▸ WORK TO COMPLETE: Find the lines containing "JSON" and say how many there are, with no other words.

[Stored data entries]
····················

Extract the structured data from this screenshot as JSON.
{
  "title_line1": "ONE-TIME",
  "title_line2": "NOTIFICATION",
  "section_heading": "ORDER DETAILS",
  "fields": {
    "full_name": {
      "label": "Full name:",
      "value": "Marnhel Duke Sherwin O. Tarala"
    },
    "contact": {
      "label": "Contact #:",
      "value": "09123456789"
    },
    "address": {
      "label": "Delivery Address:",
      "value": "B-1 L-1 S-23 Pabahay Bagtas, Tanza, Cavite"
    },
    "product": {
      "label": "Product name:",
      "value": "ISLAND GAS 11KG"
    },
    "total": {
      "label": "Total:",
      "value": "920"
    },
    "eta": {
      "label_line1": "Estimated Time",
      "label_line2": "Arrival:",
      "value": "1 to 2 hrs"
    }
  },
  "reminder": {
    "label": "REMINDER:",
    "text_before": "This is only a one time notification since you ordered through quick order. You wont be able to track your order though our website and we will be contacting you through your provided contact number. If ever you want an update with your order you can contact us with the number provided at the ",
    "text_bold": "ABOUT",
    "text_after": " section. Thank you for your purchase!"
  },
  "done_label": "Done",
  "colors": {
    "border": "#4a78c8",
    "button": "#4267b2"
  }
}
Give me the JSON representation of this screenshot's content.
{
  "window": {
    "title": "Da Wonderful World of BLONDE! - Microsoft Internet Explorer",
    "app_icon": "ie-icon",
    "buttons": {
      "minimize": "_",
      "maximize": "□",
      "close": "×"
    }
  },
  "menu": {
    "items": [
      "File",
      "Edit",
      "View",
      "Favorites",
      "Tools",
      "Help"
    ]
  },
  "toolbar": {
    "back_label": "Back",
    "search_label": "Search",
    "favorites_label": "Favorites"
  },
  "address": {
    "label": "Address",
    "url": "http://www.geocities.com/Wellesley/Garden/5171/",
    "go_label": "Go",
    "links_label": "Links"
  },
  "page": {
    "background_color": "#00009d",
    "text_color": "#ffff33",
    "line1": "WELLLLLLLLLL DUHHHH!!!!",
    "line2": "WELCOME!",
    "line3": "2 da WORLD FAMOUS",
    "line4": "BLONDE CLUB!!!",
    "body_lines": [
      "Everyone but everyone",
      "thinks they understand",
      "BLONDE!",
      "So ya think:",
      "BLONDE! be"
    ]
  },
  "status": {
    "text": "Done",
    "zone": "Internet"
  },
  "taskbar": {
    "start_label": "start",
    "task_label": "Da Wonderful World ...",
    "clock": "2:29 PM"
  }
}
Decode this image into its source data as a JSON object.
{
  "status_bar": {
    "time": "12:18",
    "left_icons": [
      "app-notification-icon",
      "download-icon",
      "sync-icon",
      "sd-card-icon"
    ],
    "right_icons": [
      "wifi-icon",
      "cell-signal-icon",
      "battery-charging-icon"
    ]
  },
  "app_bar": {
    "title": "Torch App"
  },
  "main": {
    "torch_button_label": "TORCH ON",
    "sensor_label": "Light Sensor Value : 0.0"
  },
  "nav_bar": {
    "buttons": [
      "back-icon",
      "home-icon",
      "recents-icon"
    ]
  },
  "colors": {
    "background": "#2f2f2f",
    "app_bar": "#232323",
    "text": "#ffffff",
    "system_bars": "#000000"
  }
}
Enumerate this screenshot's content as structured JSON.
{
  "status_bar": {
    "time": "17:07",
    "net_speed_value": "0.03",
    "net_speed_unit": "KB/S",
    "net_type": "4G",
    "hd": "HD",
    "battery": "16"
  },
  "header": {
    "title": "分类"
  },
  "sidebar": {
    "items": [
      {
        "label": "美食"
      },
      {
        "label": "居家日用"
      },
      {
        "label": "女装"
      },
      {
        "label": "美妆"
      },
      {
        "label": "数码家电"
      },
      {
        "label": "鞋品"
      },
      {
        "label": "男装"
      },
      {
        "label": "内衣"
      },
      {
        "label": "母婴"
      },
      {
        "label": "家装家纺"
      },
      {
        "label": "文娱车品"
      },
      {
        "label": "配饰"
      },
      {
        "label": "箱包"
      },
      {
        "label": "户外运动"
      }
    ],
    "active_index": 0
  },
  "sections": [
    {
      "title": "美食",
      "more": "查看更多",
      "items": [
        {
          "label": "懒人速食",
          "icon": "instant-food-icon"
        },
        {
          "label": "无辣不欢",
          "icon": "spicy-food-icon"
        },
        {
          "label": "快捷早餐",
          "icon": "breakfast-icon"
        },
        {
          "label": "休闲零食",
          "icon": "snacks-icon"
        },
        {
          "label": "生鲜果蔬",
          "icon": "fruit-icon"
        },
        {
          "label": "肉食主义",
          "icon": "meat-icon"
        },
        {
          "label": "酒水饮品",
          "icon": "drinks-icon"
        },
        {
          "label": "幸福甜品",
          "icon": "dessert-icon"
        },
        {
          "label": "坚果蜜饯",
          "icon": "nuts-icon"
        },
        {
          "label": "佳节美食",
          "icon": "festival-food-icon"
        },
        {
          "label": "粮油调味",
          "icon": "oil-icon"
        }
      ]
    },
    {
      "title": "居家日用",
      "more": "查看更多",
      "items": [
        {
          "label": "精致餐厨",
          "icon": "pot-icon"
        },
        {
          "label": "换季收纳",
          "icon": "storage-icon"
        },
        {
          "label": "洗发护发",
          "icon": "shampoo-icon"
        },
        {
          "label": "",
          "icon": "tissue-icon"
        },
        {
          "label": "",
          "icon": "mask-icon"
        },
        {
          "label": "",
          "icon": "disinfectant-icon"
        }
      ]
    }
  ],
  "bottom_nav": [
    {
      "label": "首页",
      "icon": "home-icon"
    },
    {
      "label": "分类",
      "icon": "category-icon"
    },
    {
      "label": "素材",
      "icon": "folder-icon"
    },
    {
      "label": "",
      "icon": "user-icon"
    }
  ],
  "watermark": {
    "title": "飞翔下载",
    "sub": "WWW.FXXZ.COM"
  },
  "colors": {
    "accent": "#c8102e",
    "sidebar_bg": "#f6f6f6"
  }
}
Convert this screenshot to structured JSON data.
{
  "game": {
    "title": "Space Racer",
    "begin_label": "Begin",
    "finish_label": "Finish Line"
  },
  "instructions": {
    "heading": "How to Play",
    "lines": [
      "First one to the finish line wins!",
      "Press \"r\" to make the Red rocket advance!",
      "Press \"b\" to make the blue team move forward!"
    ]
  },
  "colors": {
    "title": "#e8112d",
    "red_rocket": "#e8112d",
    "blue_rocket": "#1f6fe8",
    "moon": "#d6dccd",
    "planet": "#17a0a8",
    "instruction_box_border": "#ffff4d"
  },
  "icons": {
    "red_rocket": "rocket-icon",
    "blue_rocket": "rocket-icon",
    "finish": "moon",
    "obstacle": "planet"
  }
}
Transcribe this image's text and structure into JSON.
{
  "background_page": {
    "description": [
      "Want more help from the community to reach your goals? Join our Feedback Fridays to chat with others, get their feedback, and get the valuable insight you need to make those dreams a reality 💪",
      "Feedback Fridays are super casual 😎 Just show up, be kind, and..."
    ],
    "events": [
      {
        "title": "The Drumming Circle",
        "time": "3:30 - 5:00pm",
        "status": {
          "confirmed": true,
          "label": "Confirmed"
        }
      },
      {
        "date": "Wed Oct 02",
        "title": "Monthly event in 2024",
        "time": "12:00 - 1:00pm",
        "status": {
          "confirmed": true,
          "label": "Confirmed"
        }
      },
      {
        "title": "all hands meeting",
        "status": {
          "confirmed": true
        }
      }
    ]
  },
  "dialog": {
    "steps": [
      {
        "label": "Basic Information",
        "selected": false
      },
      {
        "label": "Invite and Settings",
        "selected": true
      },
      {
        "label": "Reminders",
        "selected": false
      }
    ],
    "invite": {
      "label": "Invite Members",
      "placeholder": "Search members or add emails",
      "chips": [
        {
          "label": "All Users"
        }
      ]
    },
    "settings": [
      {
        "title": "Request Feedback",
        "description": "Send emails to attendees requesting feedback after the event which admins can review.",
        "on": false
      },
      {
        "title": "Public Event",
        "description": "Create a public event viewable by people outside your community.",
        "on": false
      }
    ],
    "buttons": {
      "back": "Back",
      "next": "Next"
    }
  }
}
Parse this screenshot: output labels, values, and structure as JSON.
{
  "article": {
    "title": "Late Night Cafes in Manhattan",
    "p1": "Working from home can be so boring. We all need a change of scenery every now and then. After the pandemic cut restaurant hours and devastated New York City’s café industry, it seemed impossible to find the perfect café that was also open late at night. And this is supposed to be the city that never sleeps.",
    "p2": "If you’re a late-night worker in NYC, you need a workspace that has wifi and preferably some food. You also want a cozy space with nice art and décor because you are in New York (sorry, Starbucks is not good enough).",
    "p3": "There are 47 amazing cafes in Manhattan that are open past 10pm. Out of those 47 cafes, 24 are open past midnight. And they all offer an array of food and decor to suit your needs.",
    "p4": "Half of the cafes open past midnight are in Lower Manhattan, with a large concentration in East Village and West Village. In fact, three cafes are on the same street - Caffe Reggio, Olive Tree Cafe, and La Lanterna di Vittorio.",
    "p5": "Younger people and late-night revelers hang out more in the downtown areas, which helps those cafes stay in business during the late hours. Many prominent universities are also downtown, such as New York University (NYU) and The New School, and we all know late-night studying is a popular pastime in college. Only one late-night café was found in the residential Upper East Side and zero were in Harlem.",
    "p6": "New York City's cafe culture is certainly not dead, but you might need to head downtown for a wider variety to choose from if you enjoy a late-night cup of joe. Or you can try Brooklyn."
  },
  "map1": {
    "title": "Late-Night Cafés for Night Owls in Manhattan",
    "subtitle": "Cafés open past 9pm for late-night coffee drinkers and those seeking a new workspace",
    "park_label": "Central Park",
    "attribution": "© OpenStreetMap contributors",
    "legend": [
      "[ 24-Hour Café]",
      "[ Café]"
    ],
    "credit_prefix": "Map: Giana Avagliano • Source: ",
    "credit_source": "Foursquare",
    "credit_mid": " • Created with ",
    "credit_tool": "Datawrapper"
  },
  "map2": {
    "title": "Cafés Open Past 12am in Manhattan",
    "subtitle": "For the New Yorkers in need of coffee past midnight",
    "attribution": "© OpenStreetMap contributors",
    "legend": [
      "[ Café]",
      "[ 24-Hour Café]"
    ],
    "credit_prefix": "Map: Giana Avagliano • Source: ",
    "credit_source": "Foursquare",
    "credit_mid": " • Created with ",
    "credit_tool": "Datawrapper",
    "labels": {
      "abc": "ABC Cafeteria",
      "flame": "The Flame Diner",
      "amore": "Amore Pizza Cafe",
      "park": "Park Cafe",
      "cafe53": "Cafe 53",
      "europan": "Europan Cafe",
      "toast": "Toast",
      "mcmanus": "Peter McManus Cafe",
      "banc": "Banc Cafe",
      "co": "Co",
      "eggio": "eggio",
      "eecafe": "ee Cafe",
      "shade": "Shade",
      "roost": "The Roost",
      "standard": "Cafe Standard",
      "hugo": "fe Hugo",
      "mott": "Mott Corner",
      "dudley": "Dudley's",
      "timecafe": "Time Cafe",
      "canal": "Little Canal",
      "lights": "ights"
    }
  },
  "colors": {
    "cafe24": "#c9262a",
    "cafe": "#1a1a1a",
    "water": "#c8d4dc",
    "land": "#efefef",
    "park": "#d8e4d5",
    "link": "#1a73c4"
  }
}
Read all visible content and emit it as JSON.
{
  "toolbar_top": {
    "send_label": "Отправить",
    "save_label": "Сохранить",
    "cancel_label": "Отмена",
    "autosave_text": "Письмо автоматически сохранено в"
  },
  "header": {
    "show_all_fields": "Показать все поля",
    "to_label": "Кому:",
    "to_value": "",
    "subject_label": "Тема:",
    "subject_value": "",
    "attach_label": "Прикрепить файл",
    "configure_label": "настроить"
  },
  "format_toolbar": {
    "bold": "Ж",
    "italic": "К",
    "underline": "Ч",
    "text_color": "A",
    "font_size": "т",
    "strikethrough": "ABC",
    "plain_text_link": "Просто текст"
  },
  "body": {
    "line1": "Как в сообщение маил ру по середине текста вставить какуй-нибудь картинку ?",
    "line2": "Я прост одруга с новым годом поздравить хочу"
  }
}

····················

▸ REPLY: 8